Task objective ▸ Write out the passage of the bill analysis below word for word, from "Some companies store" up to and including "sensitive personal data.".

Quoted passage ▸

This website will be unavailable from Friday, April 26, 2024 at 6:00 p.m. through Monday, April 29, 2024 at 7:00 a.m. due to data center maintenance.

BILL ANALYSIS

 

 

                                                                                                                                    C.S.H.B. 3222

                                                                                                                                           By: Elkins

                                                                                                                           Business & Industry

                                                                                                        Committee Report (Substituted)

 

 

 

BACKGROUND AND PURPOSE

 

Some large companies have suffered computer breaches of their networks that handles credit card, debit card, check, and merchandise transactions.  Computer hackers have stolen an uncountable number of credit and debit card transactions that contain the cardholder's personal information.  In one case, the hackers stole private information for years before their actions were detected. 

 

Some companies store customer cardholder information in violation of Visa and MasterCard's Payment Card Industry Data Security Standards.  Major credit card companies have launched security initiatives focused on businesses that store personal data.  Unfortunately credit unions and banks are financially responsible for fraudulent transactions charged to members' accounts and must pay to reissue cards to customers when a security breach occurs.   

 

C.S.H.B. 3222 requires a business that collects personal information to use payment card industry data security standards to secure sensitive personal data.

 

RULEMAKING AUTHORITY

 

It is the committee's opinion that this bill does not expressly grant any additional rulemaking authority to a state officer, department, agency, or institution. 

 

ANALYSIS

 

C.S.H.B. 3222 amends the Business and Commerce Code to define the terms "access device",   "breach of system security", and "financial institution".

Supplied material ▸

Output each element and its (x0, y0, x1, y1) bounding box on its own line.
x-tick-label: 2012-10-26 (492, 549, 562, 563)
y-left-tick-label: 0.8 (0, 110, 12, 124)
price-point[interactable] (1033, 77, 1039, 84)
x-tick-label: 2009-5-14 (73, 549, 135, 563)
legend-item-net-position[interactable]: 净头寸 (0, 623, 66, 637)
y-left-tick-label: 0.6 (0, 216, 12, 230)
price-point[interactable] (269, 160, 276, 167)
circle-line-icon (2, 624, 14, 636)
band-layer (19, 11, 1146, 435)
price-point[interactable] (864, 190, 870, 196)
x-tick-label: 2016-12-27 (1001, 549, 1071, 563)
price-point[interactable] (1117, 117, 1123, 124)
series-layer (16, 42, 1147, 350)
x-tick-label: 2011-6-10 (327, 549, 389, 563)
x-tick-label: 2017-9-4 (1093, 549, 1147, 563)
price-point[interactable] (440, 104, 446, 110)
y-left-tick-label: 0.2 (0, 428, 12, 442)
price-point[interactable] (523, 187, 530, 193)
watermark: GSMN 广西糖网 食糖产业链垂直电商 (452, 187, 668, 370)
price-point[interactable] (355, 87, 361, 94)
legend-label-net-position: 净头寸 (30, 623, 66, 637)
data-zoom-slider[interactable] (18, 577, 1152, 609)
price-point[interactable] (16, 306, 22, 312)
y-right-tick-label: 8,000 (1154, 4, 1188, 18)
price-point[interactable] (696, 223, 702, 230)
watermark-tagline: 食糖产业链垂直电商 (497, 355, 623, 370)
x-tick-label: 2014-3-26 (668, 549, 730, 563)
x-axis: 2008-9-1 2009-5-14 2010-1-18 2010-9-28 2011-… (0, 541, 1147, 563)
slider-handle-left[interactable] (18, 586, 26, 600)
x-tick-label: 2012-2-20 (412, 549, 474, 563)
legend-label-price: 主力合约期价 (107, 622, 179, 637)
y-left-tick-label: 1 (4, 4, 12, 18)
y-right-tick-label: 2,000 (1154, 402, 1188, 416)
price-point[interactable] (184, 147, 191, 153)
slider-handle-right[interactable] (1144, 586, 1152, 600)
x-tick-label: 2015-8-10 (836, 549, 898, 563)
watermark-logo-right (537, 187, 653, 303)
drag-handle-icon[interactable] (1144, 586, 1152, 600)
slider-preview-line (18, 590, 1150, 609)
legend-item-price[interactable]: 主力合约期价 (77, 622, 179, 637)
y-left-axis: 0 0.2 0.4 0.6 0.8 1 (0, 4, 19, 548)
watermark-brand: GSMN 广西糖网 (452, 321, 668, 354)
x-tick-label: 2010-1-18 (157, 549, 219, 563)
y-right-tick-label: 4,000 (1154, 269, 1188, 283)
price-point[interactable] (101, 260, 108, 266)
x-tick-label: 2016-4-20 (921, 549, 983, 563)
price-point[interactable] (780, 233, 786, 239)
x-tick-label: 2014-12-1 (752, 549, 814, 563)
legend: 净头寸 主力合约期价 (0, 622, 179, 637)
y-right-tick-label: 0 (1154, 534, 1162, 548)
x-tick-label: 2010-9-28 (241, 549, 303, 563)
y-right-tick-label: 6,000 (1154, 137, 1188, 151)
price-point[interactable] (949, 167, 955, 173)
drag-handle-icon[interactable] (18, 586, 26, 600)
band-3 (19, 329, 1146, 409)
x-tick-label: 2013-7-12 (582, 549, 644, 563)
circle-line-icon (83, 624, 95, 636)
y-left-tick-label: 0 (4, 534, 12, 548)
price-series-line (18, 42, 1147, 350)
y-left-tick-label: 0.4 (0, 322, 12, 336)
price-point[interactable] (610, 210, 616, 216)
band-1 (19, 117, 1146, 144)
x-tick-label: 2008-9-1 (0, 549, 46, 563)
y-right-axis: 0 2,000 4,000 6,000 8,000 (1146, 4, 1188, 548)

Task result ▸
Some companies store customer cardholder information in violation of Visa and MasterCard's Payment Card Industry Data Security Standards.  Major credit card companies have launched security initiatives focused on businesses that store personal data.  Unfortunately credit unions and banks are financially responsible for fraudulent transactions charged to members' accounts and must pay to reissue cards to customers when a security breach occurs.   

 

C.S.H.B. 3222 requires a business that collects personal information to use payment card industry data security standards to secure sensitive personal data.